Copy out the lines again without any change, beginning with the line that contains "Find all labels, buttons, inputs, and" and continuing through the line that contains "seismic-trace: [50, 371, 770, 376]".

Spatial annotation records
---------------

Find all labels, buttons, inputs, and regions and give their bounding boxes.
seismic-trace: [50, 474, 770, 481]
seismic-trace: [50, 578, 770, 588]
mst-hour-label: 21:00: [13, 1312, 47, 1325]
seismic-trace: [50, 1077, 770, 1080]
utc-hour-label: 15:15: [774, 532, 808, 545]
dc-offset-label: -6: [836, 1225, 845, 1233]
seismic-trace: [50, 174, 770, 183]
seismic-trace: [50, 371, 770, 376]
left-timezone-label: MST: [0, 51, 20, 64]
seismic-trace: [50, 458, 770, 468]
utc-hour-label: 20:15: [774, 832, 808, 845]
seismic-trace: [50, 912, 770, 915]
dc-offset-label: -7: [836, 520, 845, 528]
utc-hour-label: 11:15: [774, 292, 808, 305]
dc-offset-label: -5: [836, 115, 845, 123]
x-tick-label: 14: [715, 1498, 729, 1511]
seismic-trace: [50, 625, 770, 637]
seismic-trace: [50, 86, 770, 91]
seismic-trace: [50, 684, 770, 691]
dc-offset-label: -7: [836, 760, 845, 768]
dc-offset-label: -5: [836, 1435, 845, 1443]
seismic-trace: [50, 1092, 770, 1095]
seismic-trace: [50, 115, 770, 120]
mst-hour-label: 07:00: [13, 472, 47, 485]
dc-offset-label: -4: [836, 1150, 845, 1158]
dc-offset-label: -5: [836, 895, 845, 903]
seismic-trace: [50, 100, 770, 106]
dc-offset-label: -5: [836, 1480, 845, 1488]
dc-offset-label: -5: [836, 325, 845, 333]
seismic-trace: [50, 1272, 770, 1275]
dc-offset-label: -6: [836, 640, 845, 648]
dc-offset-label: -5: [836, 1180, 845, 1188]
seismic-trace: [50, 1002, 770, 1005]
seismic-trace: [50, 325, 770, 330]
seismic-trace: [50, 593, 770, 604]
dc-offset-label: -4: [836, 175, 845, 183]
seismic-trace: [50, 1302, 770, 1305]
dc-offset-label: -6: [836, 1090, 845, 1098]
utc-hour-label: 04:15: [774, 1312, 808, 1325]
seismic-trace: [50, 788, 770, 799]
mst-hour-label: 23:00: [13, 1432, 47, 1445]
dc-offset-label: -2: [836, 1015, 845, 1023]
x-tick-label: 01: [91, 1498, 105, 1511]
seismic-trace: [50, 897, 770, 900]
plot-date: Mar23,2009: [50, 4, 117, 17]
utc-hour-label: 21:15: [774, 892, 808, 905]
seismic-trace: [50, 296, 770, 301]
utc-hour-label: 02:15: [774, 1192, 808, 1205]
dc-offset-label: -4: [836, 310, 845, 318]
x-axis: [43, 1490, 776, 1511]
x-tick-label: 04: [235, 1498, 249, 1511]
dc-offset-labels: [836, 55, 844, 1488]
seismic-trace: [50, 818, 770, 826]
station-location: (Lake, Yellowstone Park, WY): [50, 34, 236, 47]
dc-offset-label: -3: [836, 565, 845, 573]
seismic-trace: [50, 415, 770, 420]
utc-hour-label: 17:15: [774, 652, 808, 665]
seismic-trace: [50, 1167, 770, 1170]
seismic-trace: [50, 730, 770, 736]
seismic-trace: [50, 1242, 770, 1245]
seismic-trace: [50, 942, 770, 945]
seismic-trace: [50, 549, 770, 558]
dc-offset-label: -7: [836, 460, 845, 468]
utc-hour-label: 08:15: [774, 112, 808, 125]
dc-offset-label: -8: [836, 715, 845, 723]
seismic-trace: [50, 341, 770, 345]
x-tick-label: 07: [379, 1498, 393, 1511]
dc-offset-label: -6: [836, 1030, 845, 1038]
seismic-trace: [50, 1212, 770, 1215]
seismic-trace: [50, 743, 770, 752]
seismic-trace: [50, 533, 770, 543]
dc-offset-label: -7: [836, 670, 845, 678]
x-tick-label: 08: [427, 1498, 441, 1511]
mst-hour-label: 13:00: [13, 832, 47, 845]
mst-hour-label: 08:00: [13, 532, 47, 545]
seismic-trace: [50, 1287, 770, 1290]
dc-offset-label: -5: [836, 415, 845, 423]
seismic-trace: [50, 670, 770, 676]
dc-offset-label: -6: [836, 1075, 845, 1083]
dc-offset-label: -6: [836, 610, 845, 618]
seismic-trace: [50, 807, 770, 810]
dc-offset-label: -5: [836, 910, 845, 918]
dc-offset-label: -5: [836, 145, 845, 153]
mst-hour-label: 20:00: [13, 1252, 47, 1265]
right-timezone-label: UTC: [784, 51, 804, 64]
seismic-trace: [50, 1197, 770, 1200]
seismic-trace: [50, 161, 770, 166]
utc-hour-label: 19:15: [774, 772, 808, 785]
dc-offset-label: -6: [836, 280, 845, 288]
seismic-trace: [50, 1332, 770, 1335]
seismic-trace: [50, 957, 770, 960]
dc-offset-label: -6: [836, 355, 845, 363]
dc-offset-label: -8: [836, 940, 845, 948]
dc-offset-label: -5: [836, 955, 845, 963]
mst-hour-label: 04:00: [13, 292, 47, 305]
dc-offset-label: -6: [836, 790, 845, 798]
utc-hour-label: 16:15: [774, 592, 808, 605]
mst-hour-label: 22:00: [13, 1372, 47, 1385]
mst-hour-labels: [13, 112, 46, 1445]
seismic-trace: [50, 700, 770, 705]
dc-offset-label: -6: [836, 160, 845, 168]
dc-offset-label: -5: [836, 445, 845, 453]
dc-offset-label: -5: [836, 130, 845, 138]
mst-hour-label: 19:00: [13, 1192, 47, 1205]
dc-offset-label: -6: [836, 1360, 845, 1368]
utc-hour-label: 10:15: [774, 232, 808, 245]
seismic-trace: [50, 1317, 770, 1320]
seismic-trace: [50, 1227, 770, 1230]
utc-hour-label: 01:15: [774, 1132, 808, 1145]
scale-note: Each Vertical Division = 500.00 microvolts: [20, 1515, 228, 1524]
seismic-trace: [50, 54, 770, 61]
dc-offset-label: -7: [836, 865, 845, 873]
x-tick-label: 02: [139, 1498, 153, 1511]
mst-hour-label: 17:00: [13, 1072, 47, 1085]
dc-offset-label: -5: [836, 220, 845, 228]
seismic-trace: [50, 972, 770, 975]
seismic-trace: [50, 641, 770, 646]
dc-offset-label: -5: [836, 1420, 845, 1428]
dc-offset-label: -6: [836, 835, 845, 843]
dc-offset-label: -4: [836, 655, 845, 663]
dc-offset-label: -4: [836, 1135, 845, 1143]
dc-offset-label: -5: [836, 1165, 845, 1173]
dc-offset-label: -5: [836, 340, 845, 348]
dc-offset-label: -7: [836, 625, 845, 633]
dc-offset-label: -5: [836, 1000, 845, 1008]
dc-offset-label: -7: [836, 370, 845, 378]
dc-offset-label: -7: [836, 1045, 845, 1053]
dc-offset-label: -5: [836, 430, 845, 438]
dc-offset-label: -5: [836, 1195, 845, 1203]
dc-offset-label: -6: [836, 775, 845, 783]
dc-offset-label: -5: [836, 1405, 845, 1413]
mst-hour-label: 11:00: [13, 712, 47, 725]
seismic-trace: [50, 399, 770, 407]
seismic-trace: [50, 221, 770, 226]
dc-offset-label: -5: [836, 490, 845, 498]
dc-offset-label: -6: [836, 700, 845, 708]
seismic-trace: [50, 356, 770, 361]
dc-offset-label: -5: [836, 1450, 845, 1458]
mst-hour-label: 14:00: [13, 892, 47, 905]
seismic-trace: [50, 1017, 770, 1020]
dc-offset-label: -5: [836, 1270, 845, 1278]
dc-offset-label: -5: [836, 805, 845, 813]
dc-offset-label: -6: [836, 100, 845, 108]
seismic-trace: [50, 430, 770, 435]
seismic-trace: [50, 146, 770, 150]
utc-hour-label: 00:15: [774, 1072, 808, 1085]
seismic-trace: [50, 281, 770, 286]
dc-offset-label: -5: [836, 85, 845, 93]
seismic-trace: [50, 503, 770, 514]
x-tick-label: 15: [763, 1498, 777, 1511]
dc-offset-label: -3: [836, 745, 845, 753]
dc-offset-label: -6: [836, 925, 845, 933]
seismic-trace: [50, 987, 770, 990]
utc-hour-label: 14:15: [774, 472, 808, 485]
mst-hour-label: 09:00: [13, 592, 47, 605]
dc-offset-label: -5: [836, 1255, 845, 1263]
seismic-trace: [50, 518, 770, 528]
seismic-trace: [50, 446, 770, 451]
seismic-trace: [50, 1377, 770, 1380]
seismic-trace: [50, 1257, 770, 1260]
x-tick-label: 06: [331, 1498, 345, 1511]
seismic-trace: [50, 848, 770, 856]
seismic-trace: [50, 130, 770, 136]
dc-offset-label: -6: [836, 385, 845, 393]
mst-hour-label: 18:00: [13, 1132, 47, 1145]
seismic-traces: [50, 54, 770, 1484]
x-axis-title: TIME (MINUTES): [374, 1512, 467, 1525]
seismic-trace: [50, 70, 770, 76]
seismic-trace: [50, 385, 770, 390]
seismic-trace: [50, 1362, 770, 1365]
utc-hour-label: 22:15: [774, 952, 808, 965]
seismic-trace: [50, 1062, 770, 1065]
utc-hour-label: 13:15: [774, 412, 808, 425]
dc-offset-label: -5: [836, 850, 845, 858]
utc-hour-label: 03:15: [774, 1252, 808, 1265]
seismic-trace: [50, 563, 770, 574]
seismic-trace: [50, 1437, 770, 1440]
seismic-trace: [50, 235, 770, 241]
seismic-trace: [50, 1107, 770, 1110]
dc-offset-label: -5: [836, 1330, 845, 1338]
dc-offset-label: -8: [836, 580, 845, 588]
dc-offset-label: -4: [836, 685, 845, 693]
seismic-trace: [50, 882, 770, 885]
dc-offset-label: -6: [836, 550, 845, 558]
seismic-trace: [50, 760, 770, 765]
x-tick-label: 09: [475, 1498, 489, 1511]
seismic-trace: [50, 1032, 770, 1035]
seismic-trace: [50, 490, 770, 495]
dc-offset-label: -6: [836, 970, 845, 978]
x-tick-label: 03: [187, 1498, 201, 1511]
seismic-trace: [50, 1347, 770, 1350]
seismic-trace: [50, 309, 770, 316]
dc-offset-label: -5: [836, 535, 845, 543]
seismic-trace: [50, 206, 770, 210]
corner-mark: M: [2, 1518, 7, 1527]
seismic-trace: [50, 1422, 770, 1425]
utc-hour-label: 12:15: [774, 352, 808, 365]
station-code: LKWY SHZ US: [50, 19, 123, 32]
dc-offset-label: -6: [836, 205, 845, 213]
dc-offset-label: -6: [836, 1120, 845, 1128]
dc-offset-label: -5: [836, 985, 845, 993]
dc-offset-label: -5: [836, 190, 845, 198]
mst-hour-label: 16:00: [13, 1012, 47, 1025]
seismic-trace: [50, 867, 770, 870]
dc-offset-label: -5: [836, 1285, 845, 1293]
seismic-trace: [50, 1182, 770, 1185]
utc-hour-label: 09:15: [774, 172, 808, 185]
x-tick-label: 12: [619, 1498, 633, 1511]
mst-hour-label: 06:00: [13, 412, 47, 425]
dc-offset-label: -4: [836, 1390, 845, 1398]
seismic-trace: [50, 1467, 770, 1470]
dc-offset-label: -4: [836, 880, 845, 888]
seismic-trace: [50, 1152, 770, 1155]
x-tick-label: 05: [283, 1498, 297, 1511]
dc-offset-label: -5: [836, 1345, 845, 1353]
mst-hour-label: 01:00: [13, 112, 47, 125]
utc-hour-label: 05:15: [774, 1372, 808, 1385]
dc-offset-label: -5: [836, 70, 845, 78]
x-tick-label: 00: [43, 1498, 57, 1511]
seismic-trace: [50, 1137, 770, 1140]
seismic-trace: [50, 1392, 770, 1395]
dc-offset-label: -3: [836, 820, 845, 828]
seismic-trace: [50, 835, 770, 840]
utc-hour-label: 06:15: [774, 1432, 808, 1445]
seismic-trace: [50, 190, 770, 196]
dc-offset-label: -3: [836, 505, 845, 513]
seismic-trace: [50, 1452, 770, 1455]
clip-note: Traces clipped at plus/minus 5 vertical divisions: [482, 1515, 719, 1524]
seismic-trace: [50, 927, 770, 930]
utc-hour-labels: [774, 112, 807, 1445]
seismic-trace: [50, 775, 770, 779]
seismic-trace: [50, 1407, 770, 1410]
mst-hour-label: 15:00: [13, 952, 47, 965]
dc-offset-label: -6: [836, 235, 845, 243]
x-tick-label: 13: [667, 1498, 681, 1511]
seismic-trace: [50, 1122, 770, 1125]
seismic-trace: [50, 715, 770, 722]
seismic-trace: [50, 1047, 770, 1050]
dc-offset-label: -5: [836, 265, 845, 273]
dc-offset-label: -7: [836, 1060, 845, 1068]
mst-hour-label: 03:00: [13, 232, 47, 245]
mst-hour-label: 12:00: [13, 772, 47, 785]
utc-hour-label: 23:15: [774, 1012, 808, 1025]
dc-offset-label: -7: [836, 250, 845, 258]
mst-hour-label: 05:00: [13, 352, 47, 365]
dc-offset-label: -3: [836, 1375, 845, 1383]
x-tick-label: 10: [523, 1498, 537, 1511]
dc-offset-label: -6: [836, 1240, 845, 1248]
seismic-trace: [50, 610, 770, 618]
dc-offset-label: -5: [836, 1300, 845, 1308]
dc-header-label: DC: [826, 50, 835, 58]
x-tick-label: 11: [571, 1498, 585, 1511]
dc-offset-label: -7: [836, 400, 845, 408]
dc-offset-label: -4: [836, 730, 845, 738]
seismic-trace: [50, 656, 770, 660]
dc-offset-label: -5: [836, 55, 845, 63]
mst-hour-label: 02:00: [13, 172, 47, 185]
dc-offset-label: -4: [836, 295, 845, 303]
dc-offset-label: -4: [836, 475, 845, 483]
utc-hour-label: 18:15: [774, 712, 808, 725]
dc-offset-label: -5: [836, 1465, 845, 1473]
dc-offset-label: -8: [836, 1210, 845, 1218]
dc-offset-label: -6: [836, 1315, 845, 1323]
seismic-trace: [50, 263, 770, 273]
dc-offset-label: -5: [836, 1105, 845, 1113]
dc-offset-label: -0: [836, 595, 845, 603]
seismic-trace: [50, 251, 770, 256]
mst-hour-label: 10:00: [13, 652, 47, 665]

---------------

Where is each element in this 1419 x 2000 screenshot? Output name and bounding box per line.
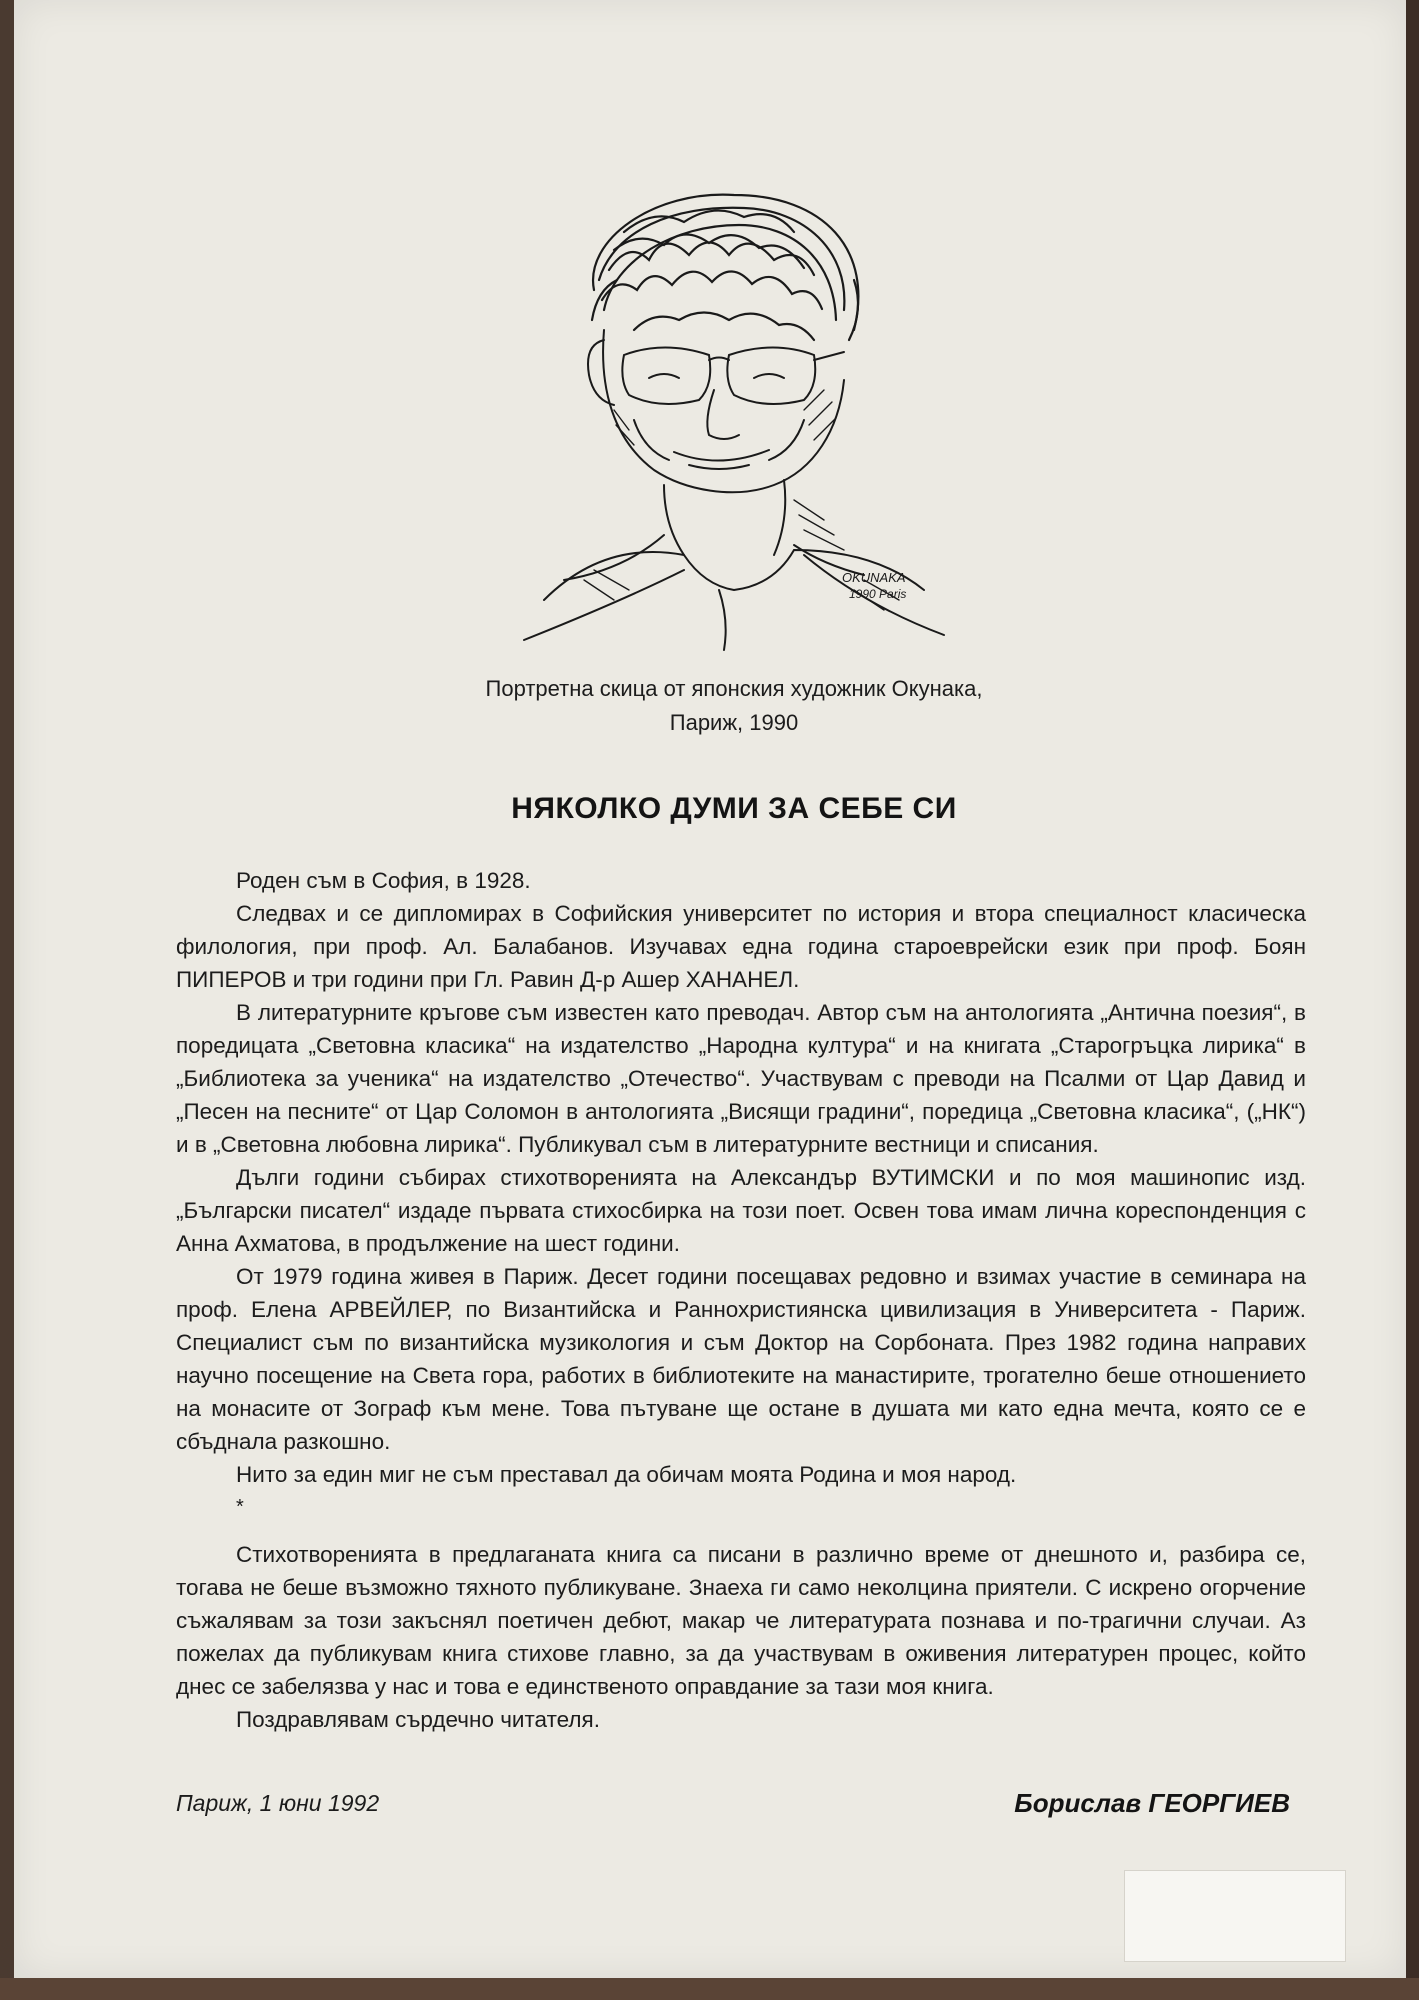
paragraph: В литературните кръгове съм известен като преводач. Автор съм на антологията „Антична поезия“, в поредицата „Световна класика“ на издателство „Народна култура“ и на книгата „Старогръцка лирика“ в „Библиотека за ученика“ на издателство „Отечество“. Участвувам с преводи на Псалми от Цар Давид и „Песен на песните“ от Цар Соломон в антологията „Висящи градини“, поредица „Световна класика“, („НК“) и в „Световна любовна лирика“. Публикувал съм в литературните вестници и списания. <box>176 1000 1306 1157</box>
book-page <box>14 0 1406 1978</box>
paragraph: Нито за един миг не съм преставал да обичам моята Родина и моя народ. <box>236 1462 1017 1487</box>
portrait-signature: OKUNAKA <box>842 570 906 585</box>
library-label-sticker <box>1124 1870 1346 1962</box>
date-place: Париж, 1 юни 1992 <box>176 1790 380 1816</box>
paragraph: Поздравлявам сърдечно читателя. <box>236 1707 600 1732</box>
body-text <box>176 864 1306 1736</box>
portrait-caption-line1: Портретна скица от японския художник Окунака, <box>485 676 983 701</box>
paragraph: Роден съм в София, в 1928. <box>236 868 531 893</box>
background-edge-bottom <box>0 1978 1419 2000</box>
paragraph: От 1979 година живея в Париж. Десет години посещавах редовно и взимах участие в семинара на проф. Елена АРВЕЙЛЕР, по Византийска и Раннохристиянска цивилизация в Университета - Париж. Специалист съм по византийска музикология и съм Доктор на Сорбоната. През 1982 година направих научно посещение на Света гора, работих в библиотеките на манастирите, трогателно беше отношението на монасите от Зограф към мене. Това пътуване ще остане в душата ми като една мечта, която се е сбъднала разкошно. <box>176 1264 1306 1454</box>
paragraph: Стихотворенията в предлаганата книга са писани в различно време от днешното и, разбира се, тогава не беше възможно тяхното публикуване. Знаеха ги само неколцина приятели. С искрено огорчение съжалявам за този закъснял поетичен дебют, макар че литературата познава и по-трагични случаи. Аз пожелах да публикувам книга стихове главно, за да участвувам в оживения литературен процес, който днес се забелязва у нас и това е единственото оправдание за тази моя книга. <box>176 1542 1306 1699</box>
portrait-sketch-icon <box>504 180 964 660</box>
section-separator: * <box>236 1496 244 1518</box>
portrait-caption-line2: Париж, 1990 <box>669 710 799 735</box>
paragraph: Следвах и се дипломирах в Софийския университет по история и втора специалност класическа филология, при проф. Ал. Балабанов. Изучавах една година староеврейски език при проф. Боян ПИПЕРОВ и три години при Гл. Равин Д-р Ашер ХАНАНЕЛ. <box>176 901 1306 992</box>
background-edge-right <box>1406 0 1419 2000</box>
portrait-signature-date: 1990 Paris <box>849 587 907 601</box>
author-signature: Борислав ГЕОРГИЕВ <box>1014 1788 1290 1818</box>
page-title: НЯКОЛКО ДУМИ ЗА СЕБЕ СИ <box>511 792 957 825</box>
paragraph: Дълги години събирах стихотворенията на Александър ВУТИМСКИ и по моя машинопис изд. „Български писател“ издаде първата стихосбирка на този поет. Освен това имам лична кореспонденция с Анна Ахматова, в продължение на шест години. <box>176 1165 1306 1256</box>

---------------

◆ **FINAL ANSWER**
Find all labels, buttons, inputs, and regions and give their bounding boxes.
seismic-trace: [50, 474, 770, 481]
seismic-trace: [50, 578, 770, 588]
mst-hour-label: 21:00: [13, 1312, 47, 1325]
seismic-trace: [50, 1077, 770, 1080]
utc-hour-label: 15:15: [774, 532, 808, 545]
dc-offset-label: -6: [836, 1225, 845, 1233]
seismic-trace: [50, 174, 770, 183]
seismic-trace: [50, 371, 770, 376]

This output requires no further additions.